--- Information supplied ---
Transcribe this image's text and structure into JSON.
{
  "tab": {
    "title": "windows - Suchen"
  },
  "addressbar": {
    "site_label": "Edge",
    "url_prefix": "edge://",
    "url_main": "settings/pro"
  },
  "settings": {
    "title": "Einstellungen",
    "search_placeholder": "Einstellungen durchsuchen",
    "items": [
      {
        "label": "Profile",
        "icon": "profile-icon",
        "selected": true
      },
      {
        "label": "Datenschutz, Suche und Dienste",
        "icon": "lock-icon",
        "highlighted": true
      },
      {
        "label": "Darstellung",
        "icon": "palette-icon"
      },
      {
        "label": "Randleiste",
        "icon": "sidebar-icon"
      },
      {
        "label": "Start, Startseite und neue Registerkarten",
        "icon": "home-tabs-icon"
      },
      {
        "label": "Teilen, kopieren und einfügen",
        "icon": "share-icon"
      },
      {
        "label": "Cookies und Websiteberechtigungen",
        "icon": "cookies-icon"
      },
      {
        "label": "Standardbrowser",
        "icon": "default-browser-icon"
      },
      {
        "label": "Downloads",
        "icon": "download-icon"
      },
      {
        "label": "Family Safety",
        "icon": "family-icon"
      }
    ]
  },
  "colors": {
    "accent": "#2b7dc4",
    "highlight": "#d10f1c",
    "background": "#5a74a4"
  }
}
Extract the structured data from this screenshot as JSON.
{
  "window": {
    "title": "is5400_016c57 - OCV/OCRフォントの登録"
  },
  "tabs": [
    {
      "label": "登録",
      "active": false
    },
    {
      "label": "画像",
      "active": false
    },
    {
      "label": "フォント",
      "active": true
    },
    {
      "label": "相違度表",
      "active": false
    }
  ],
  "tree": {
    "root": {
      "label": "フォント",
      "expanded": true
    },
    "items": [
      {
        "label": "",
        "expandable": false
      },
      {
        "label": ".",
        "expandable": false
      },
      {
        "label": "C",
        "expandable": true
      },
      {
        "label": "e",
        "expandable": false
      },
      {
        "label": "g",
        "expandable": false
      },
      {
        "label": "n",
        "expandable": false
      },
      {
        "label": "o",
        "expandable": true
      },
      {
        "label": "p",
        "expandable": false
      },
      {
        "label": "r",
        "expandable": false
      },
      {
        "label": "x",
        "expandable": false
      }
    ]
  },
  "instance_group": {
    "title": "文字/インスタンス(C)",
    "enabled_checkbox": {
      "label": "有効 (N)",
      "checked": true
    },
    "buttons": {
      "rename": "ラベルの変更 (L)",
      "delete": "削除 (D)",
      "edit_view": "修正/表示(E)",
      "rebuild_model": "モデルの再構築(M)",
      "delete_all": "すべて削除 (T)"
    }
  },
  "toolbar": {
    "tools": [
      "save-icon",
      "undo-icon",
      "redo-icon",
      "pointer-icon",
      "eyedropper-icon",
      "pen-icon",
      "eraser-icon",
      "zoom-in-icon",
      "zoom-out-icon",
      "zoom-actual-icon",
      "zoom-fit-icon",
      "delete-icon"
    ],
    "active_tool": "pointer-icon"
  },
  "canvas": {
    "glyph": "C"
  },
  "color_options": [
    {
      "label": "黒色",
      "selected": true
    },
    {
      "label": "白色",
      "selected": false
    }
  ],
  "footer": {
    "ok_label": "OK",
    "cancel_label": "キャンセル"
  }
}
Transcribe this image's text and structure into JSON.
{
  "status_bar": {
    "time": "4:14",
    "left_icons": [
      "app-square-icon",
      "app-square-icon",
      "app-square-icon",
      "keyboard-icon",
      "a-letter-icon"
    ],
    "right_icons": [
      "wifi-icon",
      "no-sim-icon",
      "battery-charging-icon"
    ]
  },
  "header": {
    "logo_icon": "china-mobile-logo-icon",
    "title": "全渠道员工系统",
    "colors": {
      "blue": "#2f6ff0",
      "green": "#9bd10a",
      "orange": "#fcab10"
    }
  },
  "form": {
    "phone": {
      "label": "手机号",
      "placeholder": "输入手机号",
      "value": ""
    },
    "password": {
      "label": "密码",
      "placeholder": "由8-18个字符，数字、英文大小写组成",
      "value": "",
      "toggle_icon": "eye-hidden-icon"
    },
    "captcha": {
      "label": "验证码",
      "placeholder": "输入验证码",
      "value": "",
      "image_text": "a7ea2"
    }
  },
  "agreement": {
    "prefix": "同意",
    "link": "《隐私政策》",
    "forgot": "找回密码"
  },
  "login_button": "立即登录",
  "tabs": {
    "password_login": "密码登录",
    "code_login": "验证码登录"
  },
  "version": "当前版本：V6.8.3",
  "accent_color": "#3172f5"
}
---
What is being asked
Quote the data above in full, changing nothing.

Response to this exercise
Transcribe this image's text and structure into JSON.
{
  "tab": {
    "title": "windows - Suchen"
  },
  "addressbar": {
    "site_label": "Edge",
    "url_prefix": "edge://",
    "url_main": "settings/pro"
  },
  "settings": {
    "title": "Einstellungen",
    "search_placeholder": "Einstellungen durchsuchen",
    "items": [
      {
        "label": "Profile",
        "icon": "profile-icon",
        "selected": true
      },
      {
        "label": "Datenschutz, Suche und Dienste",
        "icon": "lock-icon",
        "highlighted": true
      },
      {
        "label": "Darstellung",
        "icon": "palette-icon"
      },
      {
        "label": "Randleiste",
        "icon": "sidebar-icon"
      },
      {
        "label": "Start, Startseite und neue Registerkarten",
        "icon": "home-tabs-icon"
      },
      {
        "label": "Teilen, kopieren und einfügen",
        "icon": "share-icon"
      },
      {
        "label": "Cookies und Websiteberechtigungen",
        "icon": "cookies-icon"
      },
      {
        "label": "Standardbrowser",
        "icon": "default-browser-icon"
      },
      {
        "label": "Downloads",
        "icon": "download-icon"
      },
      {
        "label": "Family Safety",
        "icon": "family-icon"
      }
    ]
  },
  "colors": {
    "accent": "#2b7dc4",
    "highlight": "#d10f1c",
    "background": "#5a74a4"
  }
}
Extract the structured data from this screenshot as JSON.
{
  "window": {
    "title": "is5400_016c57 - OCV/OCRフォントの登録"
  },
  "tabs": [
    {
      "label": "登録",
      "active": false
    },
    {
      "label": "画像",
      "active": false
    },
    {
      "label": "フォント",
      "active": true
    },
    {
      "label": "相違度表",
      "active": false
    }
  ],
  "tree": {
    "root": {
      "label": "フォント",
      "expanded": true
    },
    "items": [
      {
        "label": "",
        "expandable": false
      },
      {
        "label": ".",
        "expandable": false
      },
      {
        "label": "C",
        "expandable": true
      },
      {
        "label": "e",
        "expandable": false
      },
      {
        "label": "g",
        "expandable": false
      },
      {
        "label": "n",
        "expandable": false
      },
      {
        "label": "o",
        "expandable": true
      },
      {
        "label": "p",
        "expandable": false
      },
      {
        "label": "r",
        "expandable": false
      },
      {
        "label": "x",
        "expandable": false
      }
    ]
  },
  "instance_group": {
    "title": "文字/インスタンス(C)",
    "enabled_checkbox": {
      "label": "有効 (N)",
      "checked": true
    },
    "buttons": {
      "rename": "ラベルの変更 (L)",
      "delete": "削除 (D)",
      "edit_view": "修正/表示(E)",
      "rebuild_model": "モデルの再構築(M)",
      "delete_all": "すべて削除 (T)"
    }
  },
  "toolbar": {
    "tools": [
      "save-icon",
      "undo-icon",
      "redo-icon",
      "pointer-icon",
      "eyedropper-icon",
      "pen-icon",
      "eraser-icon",
      "zoom-in-icon",
      "zoom-out-icon",
      "zoom-actual-icon",
      "zoom-fit-icon",
      "delete-icon"
    ],
    "active_tool": "pointer-icon"
  },
  "canvas": {
    "glyph": "C"
  },
  "color_options": [
    {
      "label": "黒色",
      "selected": true
    },
    {
      "label": "白色",
      "selected": false
    }
  ],
  "footer": {
    "ok_label": "OK",
    "cancel_label": "キャンセル"
  }
}
Transcribe this image's text and structure into JSON.
{
  "status_bar": {
    "time": "4:14",
    "left_icons": [
      "app-square-icon",
      "app-square-icon",
      "app-square-icon",
      "keyboard-icon",
      "a-letter-icon"
    ],
    "right_icons": [
      "wifi-icon",
      "no-sim-icon",
      "battery-charging-icon"
    ]
  },
  "header": {
    "logo_icon": "china-mobile-logo-icon",
    "title": "全渠道员工系统",
    "colors": {
      "blue": "#2f6ff0",
      "green": "#9bd10a",
      "orange": "#fcab10"
    }
  },
  "form": {
    "phone": {
      "label": "手机号",
      "placeholder": "输入手机号",
      "value": ""
    },
    "password": {
      "label": "密码",
      "placeholder": "由8-18个字符，数字、英文大小写组成",
      "value": "",
      "toggle_icon": "eye-hidden-icon"
    },
    "captcha": {
      "label": "验证码",
      "placeholder": "输入验证码",
      "value": "",
      "image_text": "a7ea2"
    }
  },
  "agreement": {
    "prefix": "同意",
    "link": "《隐私政策》",
    "forgot": "找回密码"
  },
  "login_button": "立即登录",
  "tabs": {
    "password_login": "密码登录",
    "code_login": "验证码登录"
  },
  "version": "当前版本：V6.8.3",
  "accent_color": "#3172f5"
}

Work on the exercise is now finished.